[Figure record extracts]
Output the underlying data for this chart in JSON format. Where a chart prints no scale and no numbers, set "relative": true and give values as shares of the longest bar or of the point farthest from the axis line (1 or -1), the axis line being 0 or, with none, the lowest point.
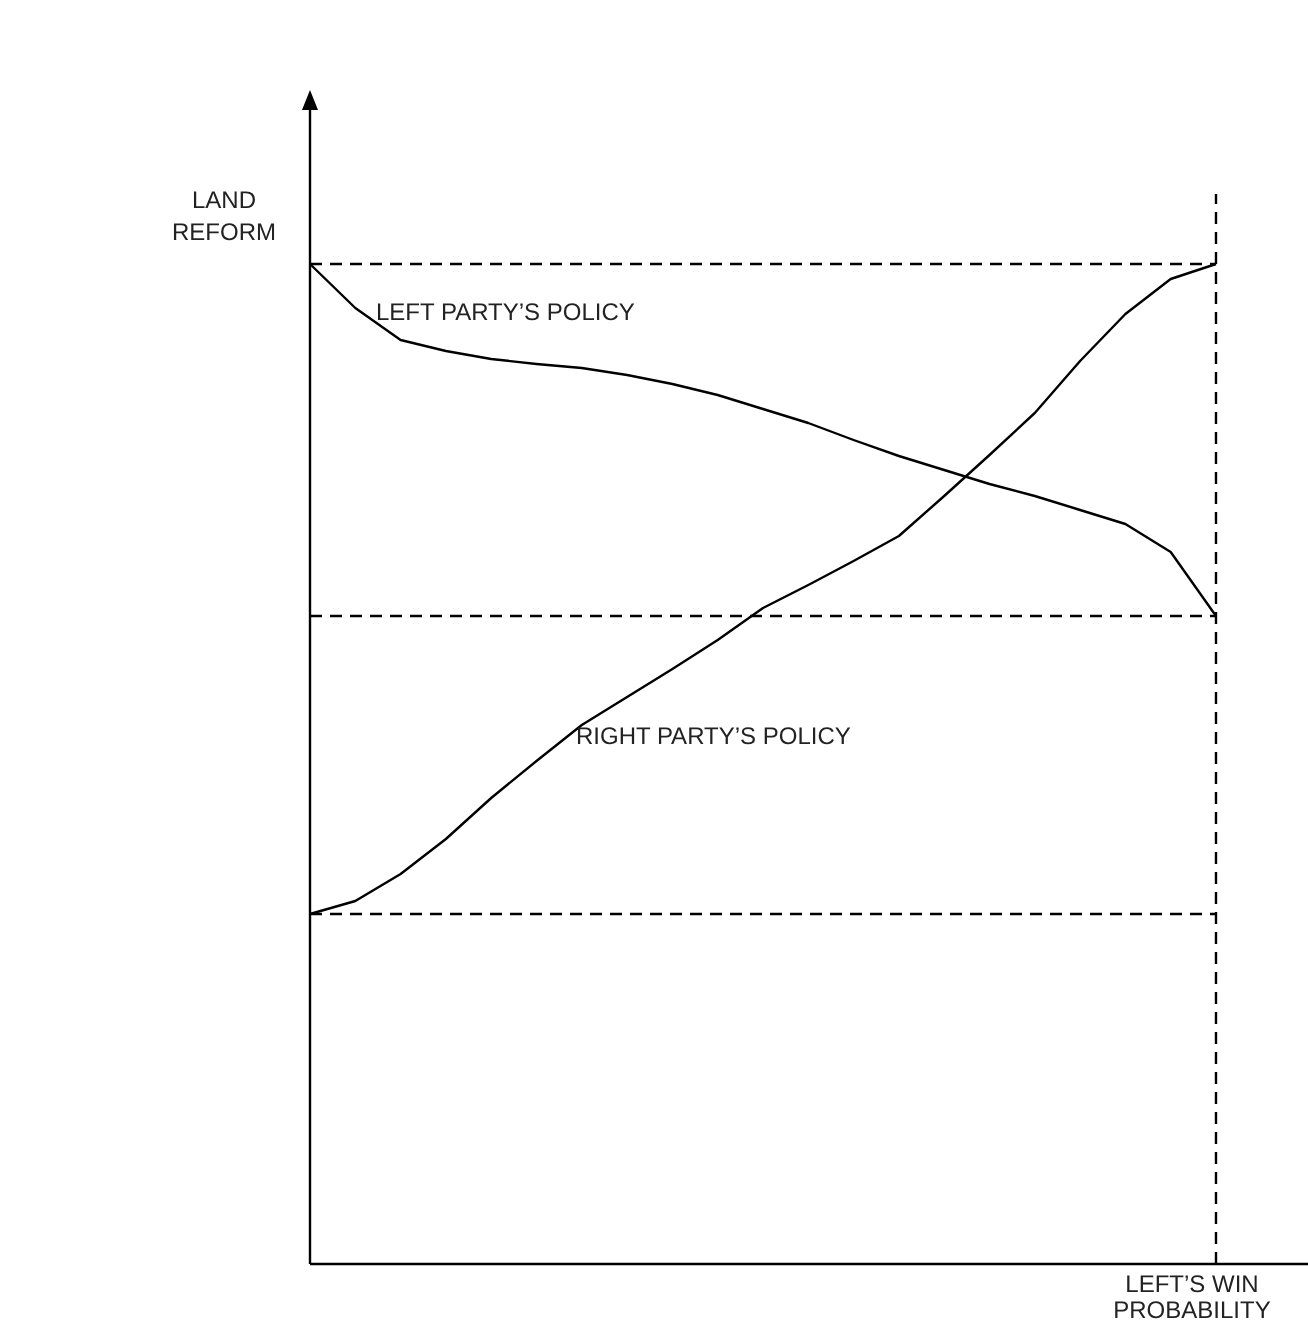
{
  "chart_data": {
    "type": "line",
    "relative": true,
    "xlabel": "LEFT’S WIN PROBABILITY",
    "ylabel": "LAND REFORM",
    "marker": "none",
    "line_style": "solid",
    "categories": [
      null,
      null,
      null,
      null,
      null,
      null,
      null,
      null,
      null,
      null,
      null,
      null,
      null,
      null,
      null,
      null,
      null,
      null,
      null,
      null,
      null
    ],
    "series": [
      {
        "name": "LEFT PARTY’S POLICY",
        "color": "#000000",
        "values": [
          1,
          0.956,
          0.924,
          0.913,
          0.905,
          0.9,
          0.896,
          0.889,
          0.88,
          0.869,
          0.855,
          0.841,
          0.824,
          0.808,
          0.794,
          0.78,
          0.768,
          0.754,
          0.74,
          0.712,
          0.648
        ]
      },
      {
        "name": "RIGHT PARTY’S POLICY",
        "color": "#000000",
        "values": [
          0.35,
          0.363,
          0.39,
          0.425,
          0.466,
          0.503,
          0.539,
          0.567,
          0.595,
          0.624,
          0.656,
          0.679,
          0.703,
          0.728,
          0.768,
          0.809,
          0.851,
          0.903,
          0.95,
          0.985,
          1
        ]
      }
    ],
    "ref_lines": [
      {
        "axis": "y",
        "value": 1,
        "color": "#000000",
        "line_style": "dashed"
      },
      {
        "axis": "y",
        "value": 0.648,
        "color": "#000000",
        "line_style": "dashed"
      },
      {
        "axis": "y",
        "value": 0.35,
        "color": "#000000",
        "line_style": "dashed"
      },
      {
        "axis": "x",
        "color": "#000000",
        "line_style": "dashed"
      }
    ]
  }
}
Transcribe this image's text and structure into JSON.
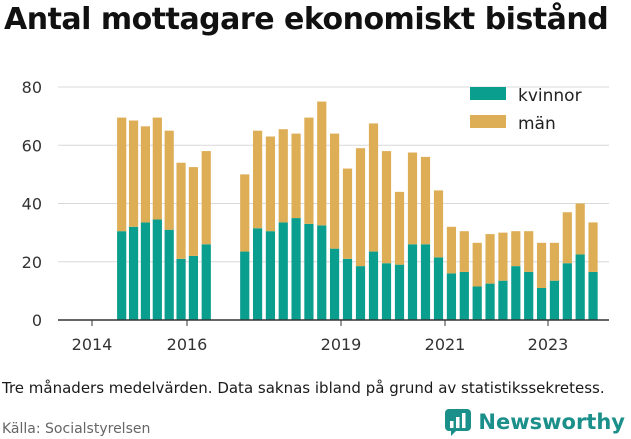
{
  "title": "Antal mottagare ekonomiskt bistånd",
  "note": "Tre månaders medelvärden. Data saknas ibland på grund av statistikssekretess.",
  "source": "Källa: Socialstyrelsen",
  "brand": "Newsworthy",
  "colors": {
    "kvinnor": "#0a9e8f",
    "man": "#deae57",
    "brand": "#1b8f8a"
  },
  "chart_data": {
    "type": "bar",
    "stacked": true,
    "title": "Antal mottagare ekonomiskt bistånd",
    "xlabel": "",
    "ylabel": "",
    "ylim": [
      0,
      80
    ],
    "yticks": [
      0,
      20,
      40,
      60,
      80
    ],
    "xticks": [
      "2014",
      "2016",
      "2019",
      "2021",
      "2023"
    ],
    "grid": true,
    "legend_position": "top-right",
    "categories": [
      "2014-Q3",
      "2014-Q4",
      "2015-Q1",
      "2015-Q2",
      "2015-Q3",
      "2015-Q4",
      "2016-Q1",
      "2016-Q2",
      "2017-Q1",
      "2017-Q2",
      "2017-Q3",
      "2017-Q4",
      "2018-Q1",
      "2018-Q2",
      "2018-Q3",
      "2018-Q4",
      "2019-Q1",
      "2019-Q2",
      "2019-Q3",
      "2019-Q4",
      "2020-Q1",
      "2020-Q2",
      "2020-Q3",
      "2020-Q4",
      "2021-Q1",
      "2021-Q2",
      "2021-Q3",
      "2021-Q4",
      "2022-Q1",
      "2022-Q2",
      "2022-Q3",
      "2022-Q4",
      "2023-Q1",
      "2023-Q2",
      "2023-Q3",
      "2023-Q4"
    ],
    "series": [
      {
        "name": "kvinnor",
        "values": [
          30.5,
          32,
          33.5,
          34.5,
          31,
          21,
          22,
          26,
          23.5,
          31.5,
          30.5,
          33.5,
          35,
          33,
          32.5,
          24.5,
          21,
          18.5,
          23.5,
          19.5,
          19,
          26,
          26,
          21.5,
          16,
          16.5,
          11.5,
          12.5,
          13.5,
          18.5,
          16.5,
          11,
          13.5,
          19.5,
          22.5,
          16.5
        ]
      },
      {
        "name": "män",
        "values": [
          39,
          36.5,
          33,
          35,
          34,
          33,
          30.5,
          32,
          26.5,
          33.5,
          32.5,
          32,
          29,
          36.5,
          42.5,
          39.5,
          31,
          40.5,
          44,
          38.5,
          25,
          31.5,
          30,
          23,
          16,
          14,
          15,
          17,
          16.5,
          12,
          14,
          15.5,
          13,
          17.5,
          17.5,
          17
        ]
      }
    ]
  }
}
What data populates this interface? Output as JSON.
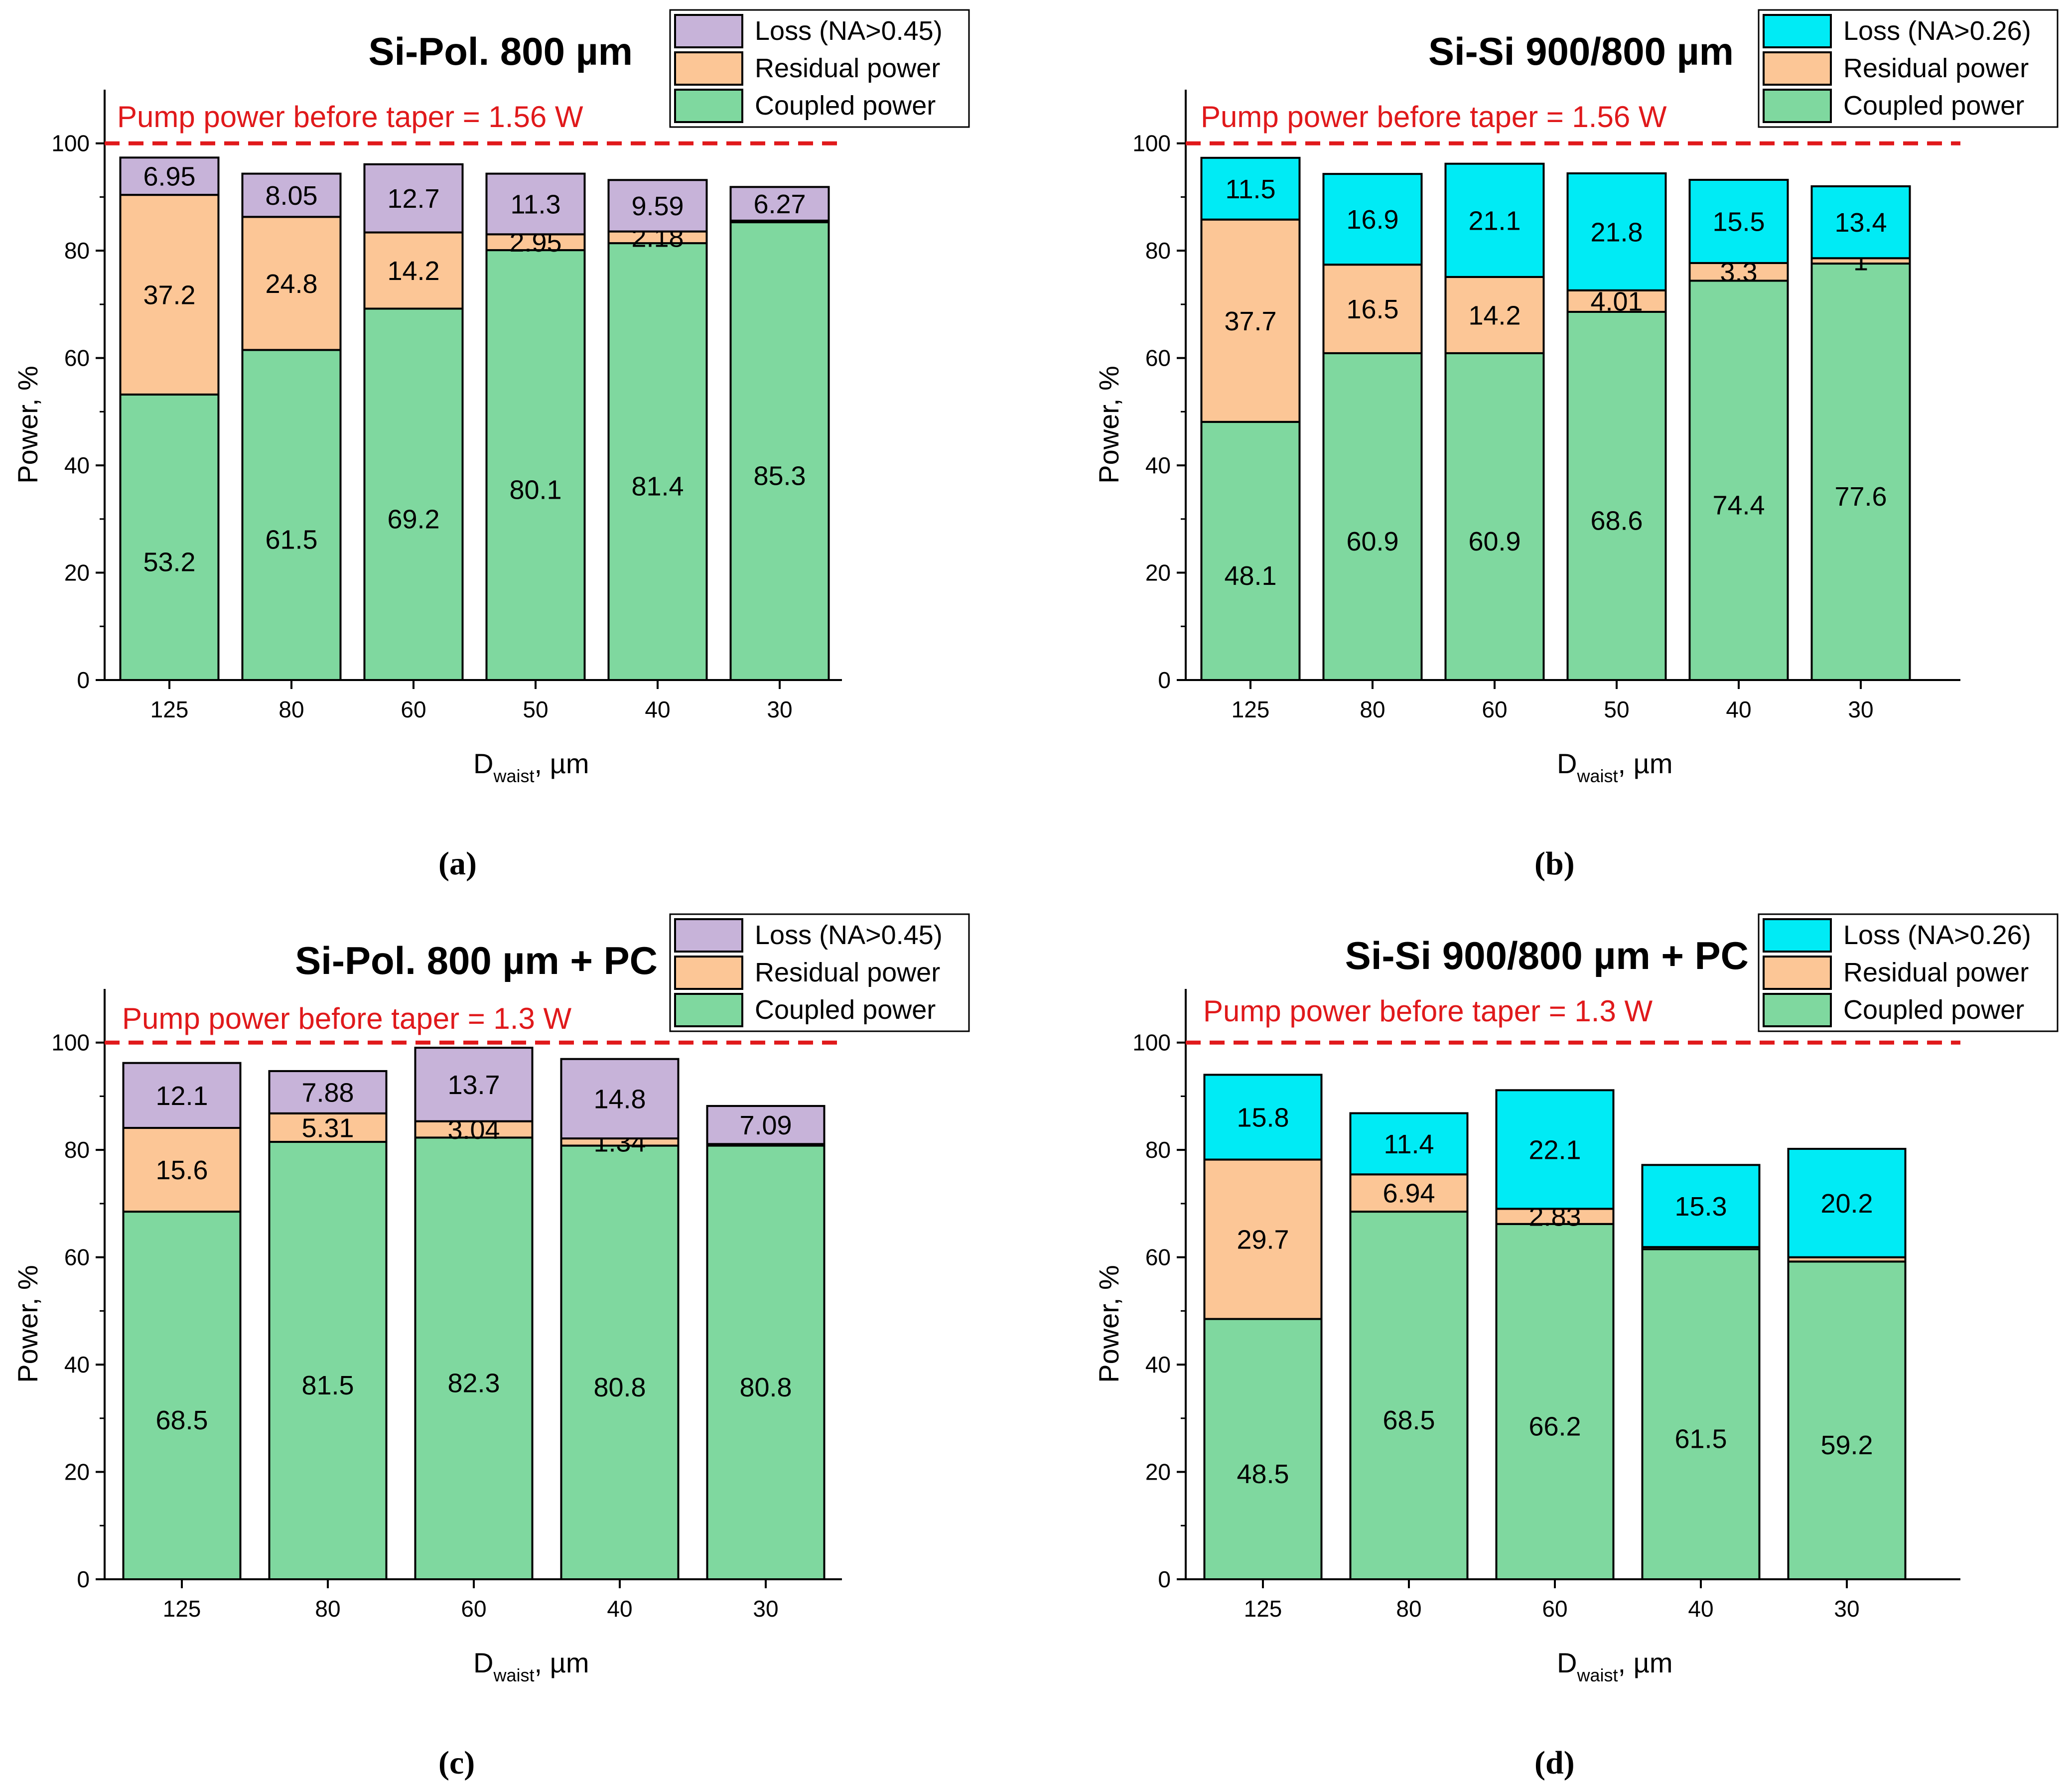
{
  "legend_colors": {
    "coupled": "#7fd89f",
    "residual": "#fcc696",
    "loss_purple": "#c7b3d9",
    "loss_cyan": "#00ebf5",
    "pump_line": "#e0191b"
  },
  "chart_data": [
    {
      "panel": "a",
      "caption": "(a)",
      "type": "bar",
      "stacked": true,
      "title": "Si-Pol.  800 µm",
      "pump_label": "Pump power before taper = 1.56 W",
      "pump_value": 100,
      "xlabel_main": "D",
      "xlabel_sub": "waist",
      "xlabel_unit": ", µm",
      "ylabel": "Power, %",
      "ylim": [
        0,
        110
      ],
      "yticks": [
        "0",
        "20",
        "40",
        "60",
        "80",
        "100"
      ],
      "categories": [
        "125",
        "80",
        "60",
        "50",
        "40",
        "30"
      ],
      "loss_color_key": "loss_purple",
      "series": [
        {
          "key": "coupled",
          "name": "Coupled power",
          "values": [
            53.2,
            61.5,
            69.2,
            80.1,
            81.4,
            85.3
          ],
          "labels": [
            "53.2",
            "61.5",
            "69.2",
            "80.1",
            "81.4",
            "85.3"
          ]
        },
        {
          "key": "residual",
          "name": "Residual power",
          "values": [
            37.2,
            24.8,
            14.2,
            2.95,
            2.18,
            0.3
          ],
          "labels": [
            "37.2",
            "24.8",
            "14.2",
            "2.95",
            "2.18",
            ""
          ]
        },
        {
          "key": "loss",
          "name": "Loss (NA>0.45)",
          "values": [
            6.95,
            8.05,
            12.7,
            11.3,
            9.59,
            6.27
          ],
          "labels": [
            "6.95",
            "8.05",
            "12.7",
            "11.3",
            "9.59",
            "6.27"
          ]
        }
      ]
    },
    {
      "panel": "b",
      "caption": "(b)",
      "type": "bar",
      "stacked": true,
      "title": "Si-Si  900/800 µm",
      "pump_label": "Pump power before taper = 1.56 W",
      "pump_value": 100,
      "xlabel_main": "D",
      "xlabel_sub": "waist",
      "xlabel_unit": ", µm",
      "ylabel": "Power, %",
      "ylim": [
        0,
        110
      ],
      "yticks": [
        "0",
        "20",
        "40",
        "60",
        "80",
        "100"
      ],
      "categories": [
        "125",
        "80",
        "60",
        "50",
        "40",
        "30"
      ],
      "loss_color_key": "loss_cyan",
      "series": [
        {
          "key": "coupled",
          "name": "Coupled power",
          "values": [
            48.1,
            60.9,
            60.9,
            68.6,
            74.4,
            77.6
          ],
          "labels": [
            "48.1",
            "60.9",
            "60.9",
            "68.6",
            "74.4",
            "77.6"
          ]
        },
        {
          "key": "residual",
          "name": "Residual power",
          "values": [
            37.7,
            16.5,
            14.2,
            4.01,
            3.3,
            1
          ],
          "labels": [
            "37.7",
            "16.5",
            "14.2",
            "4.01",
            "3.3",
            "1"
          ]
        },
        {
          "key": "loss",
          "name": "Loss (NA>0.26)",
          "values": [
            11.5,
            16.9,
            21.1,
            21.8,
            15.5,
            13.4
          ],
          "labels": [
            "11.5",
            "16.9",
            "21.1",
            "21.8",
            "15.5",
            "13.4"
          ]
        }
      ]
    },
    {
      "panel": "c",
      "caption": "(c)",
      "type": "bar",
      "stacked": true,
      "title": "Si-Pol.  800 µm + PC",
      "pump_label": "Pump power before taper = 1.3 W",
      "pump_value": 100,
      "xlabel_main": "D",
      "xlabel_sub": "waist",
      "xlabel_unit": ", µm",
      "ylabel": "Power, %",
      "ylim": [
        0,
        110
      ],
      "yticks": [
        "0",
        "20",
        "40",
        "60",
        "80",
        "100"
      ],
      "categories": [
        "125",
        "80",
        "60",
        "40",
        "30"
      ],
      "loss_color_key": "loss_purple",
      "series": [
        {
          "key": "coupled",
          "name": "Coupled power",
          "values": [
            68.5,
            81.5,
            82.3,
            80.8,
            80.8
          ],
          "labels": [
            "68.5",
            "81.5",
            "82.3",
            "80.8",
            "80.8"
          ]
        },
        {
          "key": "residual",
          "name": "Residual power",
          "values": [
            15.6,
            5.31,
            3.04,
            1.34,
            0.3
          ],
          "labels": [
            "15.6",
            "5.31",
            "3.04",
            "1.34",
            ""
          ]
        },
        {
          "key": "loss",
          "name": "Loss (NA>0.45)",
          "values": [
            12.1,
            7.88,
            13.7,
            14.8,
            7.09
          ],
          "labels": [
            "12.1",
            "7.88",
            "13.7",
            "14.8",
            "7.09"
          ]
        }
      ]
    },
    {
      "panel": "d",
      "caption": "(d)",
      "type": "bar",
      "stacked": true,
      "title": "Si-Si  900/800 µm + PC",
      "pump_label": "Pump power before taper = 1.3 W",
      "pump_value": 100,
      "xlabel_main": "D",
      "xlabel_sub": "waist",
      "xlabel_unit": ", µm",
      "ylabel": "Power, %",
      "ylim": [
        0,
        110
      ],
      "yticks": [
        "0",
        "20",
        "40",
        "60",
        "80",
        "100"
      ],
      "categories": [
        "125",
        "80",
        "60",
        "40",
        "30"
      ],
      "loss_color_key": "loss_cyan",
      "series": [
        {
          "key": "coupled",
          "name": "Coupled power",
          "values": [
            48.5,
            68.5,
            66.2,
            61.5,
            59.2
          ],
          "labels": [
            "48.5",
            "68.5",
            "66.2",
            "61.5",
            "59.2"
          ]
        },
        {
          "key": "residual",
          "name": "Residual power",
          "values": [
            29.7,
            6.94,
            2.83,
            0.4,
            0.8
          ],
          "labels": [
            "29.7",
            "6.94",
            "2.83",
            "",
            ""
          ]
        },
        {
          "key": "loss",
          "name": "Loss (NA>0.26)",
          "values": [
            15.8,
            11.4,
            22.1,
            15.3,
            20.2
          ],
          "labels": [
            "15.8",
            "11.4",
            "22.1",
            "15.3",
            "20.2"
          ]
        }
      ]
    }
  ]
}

## Task details
Search the data above for the string "bistånd" and copy each line that has it.

## Result
  "title": "Antal mottagare ekonomiskt bistånd",
    "title": "Antal mottagare ekonomiskt bistånd",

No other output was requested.